Extrait choisi:

▼▼▼

Si j’ai longtemps pensé que l’image collée dans l’un des angles du plateau de Monogram – image représentant visiblement un espace administratif (tribunal, banque, mairie, librairie ?)- avait une importance quant à sa localisation exacte, il me semble à présent que ce n’est peut-être pas tant le lieu que le contexte évoqué ici qui semble avoir une signification.

 

En fait il existe, de part le monde (et particulièrement aux Etats-Unis), plusieurs lieux qui y ressemblent, soit par les volumes, les luminaires ou encore les motifs à caissons du plafond. Aucun des lieux que j’ai croisés ne correspond à celui figurant dans l’image utilisée par Rauschenberg.

Public library, NY – Central station, NY -  Public library, Kansas – Public Library, Boston

Cependant on peut supposer que ce style architectural néo-baroque, utilisé pour des lieux très officiels, pouvait incarner, aux yeux de l’artiste, une certaine lourdeur idéologique - Extra Heavy est-il inscrit dans l’angle opposé du plateau de Monogram -, une vision empesée, passéiste et peut-être mortifère d’une certaine Amérique dans laquelle il ne se reconnaissait sans doute pas.

▲▲▲

Consigne rédigée 1: Selon l'extrait sur Monogram, quels mots sont inscrits dans l'angle opposé du plateau ?
Consigne rédigée 2: Recopiez à l'identique le passage de l'extrait sur Monogram qui va de « Cependant on peut » jusqu'à « sans doute pas. ».
Les enregistrements proviennent d'une autre source.

Données du corpus:
▼▼▼

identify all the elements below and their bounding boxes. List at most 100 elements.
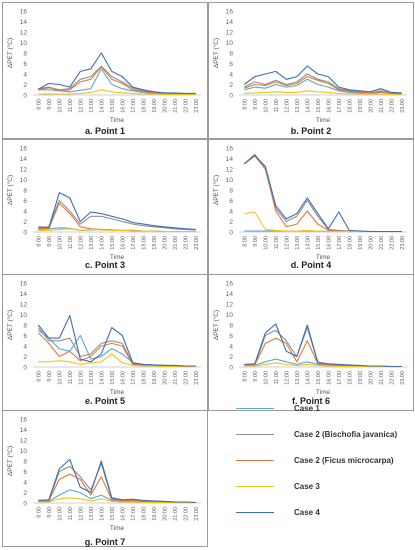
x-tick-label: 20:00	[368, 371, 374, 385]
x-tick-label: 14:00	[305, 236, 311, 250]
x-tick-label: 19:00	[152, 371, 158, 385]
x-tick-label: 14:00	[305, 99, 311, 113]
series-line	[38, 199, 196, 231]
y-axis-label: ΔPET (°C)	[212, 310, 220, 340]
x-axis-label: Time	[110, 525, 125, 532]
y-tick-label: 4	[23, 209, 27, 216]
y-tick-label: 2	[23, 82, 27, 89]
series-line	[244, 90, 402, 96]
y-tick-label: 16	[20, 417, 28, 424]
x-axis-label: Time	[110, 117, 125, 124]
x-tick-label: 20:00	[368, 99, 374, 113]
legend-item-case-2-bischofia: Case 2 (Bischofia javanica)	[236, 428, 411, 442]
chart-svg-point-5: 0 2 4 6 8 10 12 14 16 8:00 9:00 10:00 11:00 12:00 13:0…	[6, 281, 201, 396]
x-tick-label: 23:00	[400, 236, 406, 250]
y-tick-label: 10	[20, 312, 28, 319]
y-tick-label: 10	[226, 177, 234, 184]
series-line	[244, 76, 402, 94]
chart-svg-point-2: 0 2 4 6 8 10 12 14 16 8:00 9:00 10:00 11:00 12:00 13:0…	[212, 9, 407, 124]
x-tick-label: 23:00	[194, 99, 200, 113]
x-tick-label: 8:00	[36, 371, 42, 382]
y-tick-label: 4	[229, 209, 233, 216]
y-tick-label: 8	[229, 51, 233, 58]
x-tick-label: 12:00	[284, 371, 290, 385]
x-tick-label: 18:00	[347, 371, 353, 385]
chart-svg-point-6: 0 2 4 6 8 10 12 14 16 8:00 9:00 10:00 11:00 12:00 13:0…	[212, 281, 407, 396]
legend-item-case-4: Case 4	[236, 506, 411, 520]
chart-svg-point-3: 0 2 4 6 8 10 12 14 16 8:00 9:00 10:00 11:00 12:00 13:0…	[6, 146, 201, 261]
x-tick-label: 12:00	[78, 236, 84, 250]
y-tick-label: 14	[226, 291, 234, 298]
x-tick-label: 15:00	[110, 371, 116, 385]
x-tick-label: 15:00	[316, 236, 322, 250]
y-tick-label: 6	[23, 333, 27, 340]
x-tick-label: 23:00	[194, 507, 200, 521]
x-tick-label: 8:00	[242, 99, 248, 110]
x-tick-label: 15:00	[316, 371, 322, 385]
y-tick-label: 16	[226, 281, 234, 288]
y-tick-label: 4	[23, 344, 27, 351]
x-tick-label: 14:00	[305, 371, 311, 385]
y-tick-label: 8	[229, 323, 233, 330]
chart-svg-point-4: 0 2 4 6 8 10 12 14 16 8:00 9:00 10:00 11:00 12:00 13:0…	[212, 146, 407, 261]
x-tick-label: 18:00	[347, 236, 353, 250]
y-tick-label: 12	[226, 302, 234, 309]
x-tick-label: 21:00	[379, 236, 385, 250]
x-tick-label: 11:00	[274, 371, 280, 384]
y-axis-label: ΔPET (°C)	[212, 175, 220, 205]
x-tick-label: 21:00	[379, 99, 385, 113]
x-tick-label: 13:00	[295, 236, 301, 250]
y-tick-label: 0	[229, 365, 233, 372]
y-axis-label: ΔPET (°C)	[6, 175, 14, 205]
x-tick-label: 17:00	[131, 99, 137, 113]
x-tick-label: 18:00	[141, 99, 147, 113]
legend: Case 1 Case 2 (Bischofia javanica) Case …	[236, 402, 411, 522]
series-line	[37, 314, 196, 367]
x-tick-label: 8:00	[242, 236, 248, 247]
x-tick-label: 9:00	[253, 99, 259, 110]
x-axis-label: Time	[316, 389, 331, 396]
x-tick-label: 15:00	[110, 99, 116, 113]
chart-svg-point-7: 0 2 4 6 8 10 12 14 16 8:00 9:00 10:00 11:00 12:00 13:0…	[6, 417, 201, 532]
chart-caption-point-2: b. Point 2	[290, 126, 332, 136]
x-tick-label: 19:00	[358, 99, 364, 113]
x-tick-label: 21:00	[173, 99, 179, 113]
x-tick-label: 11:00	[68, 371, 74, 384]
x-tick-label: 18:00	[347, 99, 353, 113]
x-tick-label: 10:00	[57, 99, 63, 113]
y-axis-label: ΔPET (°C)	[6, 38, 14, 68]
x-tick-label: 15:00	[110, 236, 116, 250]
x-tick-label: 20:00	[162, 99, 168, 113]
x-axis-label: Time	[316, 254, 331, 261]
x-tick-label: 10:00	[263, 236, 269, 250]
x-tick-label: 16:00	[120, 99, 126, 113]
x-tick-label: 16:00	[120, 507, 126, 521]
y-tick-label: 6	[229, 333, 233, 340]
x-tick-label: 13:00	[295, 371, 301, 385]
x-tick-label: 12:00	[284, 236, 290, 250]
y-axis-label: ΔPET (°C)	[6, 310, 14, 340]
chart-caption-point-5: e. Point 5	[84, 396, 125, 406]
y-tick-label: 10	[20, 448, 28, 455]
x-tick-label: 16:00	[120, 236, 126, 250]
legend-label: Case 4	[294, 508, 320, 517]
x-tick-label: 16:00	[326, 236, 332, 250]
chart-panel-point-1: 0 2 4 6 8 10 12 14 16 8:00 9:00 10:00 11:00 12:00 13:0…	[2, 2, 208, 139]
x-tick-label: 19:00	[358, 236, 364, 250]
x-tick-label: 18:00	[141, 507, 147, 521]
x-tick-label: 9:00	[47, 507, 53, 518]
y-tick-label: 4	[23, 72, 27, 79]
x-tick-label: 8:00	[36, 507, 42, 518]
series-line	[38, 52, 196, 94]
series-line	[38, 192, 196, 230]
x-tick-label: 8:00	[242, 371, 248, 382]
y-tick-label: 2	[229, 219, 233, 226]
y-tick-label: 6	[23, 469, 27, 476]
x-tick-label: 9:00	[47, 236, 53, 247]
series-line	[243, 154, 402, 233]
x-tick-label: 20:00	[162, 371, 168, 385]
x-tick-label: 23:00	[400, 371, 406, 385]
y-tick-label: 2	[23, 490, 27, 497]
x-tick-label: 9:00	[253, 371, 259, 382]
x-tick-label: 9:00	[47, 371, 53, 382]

▲▲▲

Réponse finale 1: Extra Heavy

Réponse finale 2:
Cependant on peut supposer que ce style architectural néo-baroque, utilisé pour des lieux très officiels, pouvait incarner, aux yeux de l’artiste, une certaine lourdeur idéologique - Extra Heavy est-il inscrit dans l’angle opposé du plateau de Monogram -, une vision empesée, passéiste et peut-être mortifère d’une certaine Amérique dans laquelle il ne se reconnaissait sans doute pas.